- Short problem: Scan the data below and pick out the lines containing the word "Wind".

————

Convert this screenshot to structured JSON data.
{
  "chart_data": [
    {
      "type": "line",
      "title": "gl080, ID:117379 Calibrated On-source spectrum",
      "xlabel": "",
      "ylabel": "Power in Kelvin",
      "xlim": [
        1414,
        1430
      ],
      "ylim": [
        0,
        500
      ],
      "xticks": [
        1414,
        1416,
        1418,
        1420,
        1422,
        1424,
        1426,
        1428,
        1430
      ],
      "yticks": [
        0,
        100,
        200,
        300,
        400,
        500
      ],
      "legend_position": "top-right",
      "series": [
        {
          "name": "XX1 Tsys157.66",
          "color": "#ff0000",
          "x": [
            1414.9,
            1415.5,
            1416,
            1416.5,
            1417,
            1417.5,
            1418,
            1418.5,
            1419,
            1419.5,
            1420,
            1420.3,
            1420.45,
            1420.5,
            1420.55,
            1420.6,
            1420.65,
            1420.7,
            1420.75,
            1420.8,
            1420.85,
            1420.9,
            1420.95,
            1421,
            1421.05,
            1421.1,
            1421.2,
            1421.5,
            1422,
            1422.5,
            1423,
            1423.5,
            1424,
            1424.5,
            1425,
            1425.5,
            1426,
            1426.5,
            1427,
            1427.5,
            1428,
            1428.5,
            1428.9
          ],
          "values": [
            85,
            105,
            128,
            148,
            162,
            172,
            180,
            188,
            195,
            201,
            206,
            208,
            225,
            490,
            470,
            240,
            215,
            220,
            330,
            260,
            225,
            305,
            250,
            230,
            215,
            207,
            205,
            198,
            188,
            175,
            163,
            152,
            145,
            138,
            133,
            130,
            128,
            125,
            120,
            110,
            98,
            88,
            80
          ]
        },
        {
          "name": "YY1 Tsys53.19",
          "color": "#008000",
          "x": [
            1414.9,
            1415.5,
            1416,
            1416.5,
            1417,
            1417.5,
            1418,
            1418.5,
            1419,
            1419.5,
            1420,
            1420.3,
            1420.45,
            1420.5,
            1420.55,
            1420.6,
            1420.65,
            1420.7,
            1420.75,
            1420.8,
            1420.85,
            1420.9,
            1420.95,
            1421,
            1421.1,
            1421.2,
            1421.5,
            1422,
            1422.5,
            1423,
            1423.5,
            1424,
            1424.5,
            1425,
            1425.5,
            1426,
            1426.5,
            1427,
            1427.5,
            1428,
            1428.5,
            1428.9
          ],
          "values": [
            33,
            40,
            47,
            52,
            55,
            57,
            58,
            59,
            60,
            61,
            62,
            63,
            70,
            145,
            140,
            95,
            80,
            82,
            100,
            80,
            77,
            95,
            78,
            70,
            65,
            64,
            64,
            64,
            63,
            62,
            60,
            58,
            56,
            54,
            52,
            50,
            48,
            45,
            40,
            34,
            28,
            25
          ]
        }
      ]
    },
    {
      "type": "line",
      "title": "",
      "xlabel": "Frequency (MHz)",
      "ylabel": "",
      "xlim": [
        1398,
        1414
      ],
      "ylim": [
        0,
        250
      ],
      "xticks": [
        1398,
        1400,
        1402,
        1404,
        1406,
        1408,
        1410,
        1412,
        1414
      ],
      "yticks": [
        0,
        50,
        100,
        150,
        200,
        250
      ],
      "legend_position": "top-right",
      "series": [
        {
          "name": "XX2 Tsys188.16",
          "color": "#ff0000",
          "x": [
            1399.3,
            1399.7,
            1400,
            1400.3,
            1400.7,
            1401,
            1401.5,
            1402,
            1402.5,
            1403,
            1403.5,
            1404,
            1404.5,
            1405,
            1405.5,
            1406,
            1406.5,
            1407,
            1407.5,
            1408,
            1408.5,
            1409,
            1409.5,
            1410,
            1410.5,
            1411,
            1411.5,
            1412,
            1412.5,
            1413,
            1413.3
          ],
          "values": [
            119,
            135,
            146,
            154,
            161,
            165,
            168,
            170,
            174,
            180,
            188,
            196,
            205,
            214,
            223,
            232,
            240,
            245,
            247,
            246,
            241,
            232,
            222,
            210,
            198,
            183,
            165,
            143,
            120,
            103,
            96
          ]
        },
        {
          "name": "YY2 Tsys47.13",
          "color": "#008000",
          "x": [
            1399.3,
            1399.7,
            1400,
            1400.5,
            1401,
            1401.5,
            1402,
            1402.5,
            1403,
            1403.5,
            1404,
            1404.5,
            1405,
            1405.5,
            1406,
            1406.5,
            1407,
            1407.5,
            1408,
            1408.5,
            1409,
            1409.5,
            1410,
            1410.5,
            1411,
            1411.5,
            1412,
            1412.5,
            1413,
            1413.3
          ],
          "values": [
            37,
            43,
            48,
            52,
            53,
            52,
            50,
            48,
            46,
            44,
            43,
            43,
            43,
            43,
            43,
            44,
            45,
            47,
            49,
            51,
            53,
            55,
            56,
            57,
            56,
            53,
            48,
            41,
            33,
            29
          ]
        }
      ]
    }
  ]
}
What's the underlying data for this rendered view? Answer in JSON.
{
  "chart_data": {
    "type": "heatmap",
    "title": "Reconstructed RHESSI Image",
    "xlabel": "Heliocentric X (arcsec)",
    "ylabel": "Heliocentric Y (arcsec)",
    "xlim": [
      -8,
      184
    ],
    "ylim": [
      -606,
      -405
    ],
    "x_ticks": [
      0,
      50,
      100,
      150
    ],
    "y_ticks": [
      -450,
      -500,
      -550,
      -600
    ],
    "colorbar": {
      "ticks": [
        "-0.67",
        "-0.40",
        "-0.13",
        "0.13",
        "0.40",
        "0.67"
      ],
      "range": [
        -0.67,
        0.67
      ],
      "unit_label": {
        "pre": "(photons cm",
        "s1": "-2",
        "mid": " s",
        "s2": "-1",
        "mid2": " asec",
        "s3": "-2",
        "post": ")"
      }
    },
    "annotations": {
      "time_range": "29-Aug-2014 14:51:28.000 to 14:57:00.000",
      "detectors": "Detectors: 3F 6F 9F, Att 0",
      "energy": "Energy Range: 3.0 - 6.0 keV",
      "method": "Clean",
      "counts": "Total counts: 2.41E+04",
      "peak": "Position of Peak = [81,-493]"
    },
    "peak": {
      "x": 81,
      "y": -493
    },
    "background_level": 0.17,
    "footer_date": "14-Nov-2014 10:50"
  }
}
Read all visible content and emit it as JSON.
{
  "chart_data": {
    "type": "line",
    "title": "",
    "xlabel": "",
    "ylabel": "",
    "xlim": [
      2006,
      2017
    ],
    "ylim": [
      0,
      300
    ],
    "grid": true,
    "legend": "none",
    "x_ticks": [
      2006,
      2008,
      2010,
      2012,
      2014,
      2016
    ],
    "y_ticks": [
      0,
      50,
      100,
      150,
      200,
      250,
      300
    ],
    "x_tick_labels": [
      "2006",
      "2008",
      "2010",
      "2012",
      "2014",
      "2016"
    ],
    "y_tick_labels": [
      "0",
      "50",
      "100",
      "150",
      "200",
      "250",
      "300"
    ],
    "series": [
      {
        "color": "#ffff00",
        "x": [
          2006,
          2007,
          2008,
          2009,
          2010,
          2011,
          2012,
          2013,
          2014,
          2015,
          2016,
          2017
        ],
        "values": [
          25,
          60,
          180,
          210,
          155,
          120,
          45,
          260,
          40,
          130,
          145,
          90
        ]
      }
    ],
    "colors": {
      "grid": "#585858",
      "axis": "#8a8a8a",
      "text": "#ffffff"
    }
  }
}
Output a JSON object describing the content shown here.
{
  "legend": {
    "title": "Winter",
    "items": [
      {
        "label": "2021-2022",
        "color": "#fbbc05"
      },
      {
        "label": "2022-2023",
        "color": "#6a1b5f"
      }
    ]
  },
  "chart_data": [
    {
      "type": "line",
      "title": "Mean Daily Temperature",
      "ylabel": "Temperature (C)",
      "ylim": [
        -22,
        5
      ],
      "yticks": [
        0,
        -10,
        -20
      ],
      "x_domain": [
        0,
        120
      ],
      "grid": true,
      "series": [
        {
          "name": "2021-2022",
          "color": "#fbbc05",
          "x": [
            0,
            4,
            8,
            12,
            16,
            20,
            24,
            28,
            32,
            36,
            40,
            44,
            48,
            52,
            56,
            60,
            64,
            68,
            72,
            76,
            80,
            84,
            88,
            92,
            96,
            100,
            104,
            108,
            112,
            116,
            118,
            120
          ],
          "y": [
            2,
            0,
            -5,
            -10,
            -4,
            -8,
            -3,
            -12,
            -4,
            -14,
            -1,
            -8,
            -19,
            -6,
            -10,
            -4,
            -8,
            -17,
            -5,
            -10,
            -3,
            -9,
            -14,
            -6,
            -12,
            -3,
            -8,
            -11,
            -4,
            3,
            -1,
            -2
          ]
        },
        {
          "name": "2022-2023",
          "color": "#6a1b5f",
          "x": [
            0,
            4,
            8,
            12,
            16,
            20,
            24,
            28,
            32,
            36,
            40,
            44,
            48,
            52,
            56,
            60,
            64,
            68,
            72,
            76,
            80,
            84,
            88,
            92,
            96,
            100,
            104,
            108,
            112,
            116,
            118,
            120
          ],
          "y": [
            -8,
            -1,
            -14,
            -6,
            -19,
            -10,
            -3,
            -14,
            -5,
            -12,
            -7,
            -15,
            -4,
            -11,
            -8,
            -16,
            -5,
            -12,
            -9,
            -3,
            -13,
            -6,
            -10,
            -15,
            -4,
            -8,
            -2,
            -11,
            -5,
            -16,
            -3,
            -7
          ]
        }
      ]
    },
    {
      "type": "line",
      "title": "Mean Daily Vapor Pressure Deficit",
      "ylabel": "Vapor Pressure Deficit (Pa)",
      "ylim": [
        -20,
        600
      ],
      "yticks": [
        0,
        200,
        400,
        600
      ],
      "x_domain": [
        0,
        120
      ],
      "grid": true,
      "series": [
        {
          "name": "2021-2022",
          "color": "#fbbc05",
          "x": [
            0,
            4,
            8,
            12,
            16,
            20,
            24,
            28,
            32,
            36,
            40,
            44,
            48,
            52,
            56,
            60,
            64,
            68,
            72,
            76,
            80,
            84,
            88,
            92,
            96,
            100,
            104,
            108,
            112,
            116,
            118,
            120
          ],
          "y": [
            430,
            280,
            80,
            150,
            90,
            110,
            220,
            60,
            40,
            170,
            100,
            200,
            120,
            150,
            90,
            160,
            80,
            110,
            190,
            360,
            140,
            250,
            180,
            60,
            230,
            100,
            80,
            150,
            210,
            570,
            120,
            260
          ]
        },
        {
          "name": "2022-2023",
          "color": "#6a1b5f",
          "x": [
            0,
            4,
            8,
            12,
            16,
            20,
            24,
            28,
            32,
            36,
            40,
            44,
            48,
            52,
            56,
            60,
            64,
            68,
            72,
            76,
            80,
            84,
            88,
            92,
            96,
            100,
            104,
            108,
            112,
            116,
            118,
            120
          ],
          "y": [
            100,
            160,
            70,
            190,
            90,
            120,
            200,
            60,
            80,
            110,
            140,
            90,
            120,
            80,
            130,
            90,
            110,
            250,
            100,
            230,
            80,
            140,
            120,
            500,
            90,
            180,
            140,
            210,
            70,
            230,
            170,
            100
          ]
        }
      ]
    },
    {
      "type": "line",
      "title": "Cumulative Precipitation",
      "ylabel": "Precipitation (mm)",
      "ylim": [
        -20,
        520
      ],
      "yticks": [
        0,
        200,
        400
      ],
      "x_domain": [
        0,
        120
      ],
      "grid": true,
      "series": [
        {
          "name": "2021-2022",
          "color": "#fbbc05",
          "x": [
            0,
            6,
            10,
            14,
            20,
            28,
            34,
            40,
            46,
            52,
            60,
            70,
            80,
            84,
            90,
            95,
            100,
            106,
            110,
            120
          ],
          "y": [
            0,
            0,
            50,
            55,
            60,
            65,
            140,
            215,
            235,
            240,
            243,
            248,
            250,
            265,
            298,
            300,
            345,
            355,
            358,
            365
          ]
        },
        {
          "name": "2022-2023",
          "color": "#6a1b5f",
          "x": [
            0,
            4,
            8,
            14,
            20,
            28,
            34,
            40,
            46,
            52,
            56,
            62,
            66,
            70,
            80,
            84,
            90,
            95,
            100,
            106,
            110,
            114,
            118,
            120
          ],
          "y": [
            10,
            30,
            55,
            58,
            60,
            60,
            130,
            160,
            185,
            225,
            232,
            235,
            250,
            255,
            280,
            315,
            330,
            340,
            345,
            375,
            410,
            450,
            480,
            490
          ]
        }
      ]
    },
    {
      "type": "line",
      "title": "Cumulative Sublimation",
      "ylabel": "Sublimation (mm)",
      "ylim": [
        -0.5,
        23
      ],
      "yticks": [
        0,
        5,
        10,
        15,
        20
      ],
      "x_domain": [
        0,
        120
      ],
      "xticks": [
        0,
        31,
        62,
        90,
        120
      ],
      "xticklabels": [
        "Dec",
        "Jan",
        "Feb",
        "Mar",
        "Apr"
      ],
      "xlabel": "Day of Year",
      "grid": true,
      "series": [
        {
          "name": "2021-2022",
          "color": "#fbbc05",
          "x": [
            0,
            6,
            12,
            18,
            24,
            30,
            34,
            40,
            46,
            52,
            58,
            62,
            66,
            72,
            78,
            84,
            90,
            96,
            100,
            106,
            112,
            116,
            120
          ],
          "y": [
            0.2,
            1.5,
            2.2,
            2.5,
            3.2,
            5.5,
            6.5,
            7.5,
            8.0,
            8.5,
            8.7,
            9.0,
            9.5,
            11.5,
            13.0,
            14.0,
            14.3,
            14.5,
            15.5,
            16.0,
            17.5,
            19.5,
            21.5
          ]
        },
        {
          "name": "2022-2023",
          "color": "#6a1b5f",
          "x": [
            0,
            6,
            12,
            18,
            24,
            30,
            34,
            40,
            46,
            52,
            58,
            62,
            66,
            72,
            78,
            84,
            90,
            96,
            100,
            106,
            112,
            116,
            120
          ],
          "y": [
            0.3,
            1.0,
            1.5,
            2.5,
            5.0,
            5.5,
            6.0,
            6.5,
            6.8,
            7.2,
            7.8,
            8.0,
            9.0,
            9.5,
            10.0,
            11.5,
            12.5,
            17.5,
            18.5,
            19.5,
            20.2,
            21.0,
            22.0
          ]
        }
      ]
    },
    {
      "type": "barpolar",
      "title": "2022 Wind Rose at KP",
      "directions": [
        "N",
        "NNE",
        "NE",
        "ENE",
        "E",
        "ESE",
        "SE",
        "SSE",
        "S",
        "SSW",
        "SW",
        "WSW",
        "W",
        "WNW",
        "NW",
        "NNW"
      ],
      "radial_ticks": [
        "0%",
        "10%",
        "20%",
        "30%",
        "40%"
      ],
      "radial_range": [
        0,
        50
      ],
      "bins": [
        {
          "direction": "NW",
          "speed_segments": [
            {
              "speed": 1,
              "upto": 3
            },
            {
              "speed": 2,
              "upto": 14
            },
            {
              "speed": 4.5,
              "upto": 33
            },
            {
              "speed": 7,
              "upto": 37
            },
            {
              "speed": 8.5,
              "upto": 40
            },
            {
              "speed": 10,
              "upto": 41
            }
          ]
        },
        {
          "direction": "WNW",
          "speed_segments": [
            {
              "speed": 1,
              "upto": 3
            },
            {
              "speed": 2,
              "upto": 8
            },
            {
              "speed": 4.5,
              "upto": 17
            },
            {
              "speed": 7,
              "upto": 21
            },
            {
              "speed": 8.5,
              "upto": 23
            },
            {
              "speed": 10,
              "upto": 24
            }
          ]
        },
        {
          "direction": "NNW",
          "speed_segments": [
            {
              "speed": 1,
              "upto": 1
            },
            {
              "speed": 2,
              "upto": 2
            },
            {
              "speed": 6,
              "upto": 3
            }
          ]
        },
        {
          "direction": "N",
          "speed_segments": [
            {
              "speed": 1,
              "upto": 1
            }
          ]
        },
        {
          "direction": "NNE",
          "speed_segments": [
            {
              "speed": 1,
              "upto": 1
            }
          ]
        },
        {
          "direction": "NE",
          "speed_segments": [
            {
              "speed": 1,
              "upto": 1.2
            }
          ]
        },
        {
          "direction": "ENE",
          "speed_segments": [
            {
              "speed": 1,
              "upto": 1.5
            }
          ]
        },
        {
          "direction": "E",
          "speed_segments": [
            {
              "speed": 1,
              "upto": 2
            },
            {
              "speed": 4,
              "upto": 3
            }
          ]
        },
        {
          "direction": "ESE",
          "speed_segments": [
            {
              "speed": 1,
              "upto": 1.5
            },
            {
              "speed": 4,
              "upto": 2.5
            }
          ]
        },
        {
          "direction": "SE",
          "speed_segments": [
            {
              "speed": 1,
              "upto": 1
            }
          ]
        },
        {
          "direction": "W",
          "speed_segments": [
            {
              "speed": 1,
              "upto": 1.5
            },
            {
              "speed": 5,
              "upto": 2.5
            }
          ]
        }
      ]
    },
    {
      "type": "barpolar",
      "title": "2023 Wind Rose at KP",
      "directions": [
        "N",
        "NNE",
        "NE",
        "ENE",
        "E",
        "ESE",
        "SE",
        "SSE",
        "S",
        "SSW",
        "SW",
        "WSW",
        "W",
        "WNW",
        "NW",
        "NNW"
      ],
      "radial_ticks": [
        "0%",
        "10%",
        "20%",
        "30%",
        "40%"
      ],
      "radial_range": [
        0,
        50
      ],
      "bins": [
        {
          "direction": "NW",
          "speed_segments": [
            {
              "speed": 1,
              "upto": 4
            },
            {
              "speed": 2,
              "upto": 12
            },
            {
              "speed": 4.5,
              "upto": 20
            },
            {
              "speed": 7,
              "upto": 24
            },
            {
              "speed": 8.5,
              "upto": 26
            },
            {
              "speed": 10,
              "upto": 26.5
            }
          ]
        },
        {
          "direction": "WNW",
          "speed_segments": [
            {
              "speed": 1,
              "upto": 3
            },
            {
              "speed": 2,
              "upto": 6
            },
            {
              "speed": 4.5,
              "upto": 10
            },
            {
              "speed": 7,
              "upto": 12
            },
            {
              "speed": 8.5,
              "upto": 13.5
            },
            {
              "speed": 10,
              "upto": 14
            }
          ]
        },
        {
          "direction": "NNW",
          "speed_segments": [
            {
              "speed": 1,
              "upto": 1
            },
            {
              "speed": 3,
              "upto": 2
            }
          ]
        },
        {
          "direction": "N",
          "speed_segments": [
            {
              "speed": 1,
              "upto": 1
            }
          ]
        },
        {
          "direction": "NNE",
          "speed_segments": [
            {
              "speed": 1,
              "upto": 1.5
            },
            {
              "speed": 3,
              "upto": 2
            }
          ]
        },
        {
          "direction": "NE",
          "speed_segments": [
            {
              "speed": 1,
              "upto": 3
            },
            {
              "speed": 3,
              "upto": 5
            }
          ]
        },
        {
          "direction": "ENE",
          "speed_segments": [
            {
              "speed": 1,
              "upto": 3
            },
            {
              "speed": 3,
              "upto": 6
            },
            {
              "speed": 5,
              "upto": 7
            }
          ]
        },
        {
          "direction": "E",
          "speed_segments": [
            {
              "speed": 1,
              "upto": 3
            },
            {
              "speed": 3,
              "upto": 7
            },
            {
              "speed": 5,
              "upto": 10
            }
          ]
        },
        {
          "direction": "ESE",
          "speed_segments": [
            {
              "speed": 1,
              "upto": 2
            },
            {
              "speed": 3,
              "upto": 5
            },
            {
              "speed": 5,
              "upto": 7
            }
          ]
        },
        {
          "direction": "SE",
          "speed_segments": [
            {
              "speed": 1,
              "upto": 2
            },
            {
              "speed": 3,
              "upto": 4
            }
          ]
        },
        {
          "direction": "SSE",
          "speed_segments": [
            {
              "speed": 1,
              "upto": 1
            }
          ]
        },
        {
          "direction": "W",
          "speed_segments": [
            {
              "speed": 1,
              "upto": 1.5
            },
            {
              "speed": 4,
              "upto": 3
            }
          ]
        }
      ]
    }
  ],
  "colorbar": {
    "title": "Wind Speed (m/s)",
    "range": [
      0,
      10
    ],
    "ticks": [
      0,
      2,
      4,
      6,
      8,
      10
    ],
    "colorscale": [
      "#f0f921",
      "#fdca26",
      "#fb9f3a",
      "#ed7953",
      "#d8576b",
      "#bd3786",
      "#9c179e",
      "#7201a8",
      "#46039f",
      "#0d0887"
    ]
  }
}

————

- Right answer:
      "title": "2022 Wind Rose at KP",
      "title": "2023 Wind Rose at KP",
    "title": "Wind Speed (m/s)",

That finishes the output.